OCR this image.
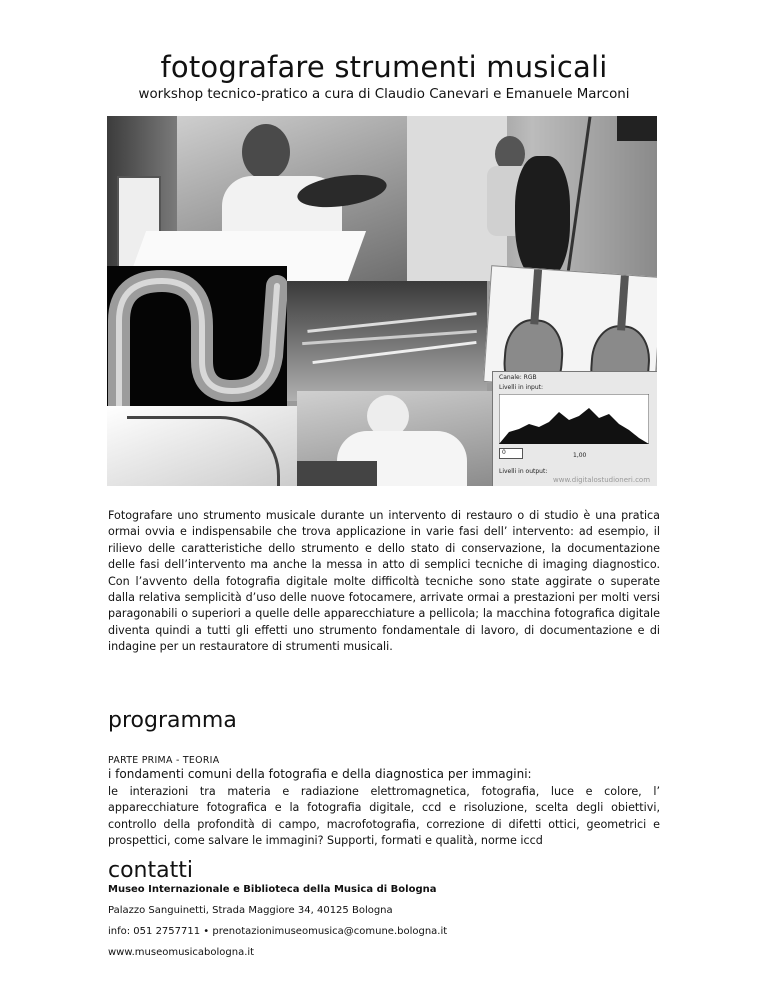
fotografare strumenti musicali
workshop tecnico-pratico a cura di Claudio Canevari e Emanuele Marconi
Canale: RGB
Livelli in input:
0	1,00
Livelli in output:
www.digitalostudioneri.com
Fotografare uno strumento musicale durante un intervento di restauro o di studio è una pratica ormai ovvia e indispensabile che trova applicazione in varie fasi dell’ intervento: ad esempio, il rilievo delle caratteristiche dello strumento e dello stato di conservazione, la documentazione delle fasi dell’intervento ma anche la messa in atto di semplici tecniche di imaging diagnostico. Con l’avvento della fotografia digitale molte difficoltà tecniche sono state aggirate o superate dalla relativa semplicità d’uso delle nuove fotocamere, arrivate ormai a prestazioni per molti versi paragonabili o superiori a quelle delle apparecchiature a pellicola; la macchina fotografica digitale diventa quindi a tutti gli effetti uno strumento fondamentale di lavoro, di documentazione e di indagine per un restauratore di strumenti musicali.
programma
PARTE PRIMA - TEORIA
i fondamenti comuni della fotografia e della diagnostica per immagini:
le interazioni tra materia e radiazione elettromagnetica, fotografia, luce e colore, l’ apparecchiature fotografica e la fotografia digitale, ccd e risoluzione, scelta degli obiettivi, controllo della profondità di campo, macrofotografia, correzione di difetti ottici, geometrici e prospettici, come salvare le immagini? Supporti, formati e qualità, norme iccd
contatti
Museo Internazionale e Biblioteca della Musica di Bologna
Palazzo Sanguinetti, Strada Maggiore 34, 40125 Bologna
info: 051 2757711 • prenotazionimuseomusica@comune.bologna.it
www.museomusicabologna.it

TO BE DONE: Repeat the listing in full and exactly. Leave any pictures out.

TASK OUTPUT:
OCR this image.
fotografare strumenti musicali
workshop tecnico-pratico a cura di Claudio Canevari e Emanuele Marconi
Canale: RGB
Livelli in input:
0	1,00
Livelli in output:
www.digitalostudioneri.com
Fotografare uno strumento musicale durante un intervento di restauro o di studio è una pratica ormai ovvia e indispensabile che trova applicazione in varie fasi dell’ intervento: ad esempio, il rilievo delle caratteristiche dello strumento e dello stato di conservazione, la documentazione delle fasi dell’intervento ma anche la messa in atto di semplici tecniche di imaging diagnostico. Con l’avvento della fotografia digitale molte difficoltà tecniche sono state aggirate o superate dalla relativa semplicità d’uso delle nuove fotocamere, arrivate ormai a prestazioni per molti versi paragonabili o superiori a quelle delle apparecchiature a pellicola; la macchina fotografica digitale diventa quindi a tutti gli effetti uno strumento fondamentale di lavoro, di documentazione e di indagine per un restauratore di strumenti musicali.
programma
PARTE PRIMA - TEORIA
i fondamenti comuni della fotografia e della diagnostica per immagini:
le interazioni tra materia e radiazione elettromagnetica, fotografia, luce e colore, l’ apparecchiature fotografica e la fotografia digitale, ccd e risoluzione, scelta degli obiettivi, controllo della profondità di campo, macrofotografia, correzione di difetti ottici, geometrici e prospettici, come salvare le immagini? Supporti, formati e qualità, norme iccd
contatti
Museo Internazionale e Biblioteca della Musica di Bologna
Palazzo Sanguinetti, Strada Maggiore 34, 40125 Bologna
info: 051 2757711 • prenotazionimuseomusica@comune.bologna.it
www.museomusicabologna.it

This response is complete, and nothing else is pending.